[Stored data]
══════

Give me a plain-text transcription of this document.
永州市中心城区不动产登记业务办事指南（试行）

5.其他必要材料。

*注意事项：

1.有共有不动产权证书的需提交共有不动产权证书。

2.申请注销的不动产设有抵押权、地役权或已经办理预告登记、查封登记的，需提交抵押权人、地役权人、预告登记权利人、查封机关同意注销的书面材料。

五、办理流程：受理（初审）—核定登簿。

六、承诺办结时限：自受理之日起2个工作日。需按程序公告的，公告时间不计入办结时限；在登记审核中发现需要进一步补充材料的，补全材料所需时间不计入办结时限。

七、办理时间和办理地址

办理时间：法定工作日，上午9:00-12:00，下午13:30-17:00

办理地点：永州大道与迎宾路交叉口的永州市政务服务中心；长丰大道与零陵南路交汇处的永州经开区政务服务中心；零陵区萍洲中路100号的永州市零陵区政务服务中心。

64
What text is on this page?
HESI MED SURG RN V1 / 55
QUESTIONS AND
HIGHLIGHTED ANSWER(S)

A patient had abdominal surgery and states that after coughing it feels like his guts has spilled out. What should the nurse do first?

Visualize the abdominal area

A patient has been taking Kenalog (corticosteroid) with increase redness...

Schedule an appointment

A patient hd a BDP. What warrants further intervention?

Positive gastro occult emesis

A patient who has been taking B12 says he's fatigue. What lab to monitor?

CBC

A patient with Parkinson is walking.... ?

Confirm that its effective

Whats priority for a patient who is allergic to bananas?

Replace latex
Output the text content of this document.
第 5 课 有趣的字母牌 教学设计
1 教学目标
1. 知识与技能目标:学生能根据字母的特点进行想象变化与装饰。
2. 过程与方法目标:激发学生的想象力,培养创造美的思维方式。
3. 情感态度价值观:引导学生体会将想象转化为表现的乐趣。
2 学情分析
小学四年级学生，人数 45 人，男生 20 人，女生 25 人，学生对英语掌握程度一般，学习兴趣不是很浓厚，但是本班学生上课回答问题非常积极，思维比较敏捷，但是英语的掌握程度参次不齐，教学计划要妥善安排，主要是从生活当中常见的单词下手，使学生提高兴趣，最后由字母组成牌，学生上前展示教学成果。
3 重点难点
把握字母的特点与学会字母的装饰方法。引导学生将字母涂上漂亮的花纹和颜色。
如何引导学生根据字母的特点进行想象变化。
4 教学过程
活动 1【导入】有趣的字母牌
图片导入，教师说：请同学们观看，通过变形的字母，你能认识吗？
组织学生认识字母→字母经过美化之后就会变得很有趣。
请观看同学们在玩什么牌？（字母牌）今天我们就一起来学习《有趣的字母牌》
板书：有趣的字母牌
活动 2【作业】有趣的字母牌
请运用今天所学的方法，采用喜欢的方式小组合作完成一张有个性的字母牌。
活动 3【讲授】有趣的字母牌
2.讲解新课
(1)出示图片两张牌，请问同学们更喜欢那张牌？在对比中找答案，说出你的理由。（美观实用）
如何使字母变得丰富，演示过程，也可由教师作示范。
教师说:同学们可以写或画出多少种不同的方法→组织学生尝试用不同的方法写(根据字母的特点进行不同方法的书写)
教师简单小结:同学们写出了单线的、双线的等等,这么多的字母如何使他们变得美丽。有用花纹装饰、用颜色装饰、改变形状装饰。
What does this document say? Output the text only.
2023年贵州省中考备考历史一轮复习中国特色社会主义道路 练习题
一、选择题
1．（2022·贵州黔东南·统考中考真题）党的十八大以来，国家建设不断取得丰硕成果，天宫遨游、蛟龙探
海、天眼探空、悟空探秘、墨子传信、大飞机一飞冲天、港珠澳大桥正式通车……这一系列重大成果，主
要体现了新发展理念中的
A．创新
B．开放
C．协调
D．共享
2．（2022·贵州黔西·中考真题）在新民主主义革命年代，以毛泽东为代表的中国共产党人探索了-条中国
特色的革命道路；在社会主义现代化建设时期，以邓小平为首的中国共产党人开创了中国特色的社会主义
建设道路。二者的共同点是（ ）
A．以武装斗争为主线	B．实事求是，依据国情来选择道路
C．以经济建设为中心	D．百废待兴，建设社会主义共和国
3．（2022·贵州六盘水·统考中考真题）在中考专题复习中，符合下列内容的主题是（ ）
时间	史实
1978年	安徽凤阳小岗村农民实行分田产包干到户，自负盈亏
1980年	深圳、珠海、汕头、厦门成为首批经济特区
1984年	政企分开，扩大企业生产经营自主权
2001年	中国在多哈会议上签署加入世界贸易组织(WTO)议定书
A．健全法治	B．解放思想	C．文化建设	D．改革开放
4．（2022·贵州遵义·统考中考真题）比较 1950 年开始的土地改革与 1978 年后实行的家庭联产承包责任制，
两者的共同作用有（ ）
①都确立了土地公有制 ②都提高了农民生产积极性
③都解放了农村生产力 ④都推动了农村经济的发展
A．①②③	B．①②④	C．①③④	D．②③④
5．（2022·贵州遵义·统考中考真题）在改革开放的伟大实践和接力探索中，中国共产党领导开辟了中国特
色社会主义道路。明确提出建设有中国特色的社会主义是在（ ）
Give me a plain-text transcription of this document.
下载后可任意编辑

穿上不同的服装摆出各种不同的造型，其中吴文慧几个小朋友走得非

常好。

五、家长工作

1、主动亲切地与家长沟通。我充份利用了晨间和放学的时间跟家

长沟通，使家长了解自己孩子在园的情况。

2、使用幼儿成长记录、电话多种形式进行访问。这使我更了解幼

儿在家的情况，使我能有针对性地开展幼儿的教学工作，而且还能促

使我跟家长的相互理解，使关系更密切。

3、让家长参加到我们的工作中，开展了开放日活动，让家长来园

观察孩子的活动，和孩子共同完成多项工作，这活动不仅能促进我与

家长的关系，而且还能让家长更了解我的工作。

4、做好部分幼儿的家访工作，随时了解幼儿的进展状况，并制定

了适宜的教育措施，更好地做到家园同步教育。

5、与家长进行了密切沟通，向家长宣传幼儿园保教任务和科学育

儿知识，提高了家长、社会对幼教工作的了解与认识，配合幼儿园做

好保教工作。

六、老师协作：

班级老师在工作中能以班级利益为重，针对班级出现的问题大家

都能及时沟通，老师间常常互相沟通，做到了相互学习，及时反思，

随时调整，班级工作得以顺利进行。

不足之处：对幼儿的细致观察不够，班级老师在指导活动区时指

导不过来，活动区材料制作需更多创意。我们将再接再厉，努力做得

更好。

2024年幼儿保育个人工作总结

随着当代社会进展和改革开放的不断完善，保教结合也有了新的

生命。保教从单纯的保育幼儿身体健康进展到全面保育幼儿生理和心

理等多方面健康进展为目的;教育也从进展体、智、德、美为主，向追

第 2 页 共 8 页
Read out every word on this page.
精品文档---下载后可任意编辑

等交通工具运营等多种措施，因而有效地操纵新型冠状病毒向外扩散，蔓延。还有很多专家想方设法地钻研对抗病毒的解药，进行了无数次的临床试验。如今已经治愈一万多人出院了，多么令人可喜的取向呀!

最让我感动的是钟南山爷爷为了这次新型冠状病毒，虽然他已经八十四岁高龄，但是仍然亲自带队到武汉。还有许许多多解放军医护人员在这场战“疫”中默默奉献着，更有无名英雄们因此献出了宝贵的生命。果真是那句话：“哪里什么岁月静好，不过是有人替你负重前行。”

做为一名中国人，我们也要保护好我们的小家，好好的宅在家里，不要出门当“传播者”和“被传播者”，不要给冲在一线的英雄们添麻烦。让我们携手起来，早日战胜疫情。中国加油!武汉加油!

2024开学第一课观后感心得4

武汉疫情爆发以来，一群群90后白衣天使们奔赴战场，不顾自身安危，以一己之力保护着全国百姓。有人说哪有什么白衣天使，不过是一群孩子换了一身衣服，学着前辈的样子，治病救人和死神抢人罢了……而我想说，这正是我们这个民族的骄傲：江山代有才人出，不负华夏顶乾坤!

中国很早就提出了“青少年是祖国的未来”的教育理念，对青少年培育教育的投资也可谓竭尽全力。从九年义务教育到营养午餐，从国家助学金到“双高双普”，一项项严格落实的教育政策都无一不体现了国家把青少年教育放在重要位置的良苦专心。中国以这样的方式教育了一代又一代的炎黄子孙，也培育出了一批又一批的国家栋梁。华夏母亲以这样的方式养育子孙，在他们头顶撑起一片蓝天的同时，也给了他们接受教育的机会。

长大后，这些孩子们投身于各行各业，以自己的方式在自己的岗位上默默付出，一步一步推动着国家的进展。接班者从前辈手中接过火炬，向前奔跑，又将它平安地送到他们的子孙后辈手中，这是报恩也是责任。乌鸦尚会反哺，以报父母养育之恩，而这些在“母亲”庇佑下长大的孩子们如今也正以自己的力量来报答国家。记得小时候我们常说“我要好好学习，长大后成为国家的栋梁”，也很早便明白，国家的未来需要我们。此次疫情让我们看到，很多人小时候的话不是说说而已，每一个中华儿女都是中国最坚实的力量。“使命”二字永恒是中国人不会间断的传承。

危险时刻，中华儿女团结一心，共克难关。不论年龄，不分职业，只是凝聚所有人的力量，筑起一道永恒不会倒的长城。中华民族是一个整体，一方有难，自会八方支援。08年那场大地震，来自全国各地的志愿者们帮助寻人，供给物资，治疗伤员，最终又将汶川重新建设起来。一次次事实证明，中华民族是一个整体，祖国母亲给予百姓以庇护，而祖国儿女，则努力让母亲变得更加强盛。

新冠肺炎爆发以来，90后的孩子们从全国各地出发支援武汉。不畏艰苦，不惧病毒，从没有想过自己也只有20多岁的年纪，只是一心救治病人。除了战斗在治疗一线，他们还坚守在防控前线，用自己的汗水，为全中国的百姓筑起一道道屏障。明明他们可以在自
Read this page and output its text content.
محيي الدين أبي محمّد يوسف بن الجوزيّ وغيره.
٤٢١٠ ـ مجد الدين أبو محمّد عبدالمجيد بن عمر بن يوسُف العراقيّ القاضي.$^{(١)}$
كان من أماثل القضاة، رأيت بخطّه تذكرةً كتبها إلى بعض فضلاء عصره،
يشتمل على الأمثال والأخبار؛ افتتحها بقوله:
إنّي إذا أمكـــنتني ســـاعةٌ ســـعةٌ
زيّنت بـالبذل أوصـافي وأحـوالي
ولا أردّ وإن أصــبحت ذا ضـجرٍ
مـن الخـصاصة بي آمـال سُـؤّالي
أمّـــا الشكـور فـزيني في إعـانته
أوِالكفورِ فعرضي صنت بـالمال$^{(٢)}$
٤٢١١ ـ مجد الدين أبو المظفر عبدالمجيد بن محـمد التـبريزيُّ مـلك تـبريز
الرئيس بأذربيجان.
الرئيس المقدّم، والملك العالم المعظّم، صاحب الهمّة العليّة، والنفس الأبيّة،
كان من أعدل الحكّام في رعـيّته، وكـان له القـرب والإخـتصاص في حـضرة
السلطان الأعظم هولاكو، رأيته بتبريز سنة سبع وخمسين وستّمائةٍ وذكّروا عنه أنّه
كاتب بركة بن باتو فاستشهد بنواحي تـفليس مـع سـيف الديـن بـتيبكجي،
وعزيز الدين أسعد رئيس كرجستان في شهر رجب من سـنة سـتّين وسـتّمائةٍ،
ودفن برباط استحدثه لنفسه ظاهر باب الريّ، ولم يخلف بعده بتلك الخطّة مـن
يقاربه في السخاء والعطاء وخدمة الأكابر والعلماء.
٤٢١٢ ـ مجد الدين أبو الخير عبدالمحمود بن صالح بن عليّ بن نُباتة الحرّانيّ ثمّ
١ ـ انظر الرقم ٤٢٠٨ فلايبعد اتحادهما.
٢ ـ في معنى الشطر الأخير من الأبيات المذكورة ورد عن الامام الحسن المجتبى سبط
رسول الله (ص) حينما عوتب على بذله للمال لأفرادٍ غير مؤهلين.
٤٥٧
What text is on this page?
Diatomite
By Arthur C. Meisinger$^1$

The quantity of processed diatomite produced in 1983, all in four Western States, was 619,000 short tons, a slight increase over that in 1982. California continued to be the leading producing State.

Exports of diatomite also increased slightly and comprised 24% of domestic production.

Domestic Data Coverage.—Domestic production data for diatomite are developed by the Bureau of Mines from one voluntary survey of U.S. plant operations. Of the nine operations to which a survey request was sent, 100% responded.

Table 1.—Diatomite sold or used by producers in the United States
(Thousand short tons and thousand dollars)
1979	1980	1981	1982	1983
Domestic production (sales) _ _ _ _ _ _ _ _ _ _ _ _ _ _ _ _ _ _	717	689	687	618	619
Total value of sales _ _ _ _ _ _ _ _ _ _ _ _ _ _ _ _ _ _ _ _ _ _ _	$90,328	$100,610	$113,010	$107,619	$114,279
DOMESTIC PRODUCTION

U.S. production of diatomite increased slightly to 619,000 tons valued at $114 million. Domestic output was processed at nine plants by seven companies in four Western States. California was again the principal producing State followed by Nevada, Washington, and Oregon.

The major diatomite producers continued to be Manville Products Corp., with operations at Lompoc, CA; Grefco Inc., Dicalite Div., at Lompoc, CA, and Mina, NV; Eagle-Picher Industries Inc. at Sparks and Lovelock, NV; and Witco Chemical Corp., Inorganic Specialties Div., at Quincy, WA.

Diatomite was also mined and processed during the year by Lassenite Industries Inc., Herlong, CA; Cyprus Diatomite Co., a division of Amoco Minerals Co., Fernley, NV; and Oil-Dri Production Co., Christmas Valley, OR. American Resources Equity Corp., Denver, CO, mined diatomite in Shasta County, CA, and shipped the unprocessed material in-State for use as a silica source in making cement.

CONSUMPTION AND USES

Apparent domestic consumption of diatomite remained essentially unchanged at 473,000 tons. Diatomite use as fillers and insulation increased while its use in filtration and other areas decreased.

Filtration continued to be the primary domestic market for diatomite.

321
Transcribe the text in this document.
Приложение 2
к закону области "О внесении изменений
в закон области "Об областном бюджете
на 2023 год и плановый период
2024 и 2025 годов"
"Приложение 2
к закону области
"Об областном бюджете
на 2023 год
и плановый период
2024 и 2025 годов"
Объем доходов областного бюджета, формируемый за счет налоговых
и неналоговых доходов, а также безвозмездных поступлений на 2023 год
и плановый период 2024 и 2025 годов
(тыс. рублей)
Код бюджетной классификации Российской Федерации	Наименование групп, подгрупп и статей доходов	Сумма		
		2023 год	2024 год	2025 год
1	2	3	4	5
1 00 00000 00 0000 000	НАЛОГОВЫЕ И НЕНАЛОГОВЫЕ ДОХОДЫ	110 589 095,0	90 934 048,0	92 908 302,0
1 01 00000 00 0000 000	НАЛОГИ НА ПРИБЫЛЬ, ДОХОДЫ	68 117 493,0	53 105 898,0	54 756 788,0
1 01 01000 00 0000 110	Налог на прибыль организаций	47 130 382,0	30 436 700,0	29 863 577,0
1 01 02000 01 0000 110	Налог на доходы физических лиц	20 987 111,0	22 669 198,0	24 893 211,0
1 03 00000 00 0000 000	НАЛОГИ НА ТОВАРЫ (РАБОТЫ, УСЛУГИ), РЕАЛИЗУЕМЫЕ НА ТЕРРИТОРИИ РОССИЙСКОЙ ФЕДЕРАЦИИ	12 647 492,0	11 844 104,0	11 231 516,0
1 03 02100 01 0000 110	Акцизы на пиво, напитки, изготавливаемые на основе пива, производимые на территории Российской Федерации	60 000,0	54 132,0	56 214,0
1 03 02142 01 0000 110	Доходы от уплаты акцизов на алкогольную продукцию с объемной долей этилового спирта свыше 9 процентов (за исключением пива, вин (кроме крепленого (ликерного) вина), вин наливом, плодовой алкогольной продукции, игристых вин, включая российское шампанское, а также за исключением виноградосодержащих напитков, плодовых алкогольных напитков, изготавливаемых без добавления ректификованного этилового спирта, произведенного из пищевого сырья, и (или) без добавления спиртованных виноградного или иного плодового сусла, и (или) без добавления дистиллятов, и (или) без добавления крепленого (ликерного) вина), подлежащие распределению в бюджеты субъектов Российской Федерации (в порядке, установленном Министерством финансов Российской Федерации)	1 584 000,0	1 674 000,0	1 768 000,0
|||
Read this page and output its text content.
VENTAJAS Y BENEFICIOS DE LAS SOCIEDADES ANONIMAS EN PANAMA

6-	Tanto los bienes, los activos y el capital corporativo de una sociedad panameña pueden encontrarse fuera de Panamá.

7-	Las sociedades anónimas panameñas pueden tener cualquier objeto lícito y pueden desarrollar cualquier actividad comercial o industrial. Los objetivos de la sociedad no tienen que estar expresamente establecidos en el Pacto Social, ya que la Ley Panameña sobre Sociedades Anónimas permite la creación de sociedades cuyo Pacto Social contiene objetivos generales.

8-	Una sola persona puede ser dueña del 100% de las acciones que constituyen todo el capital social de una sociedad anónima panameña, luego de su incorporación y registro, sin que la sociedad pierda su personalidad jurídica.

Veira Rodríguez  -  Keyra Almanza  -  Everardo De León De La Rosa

══════

Tally how many lines of the material contain the word "operations". The answer must be the number and nothing else.

2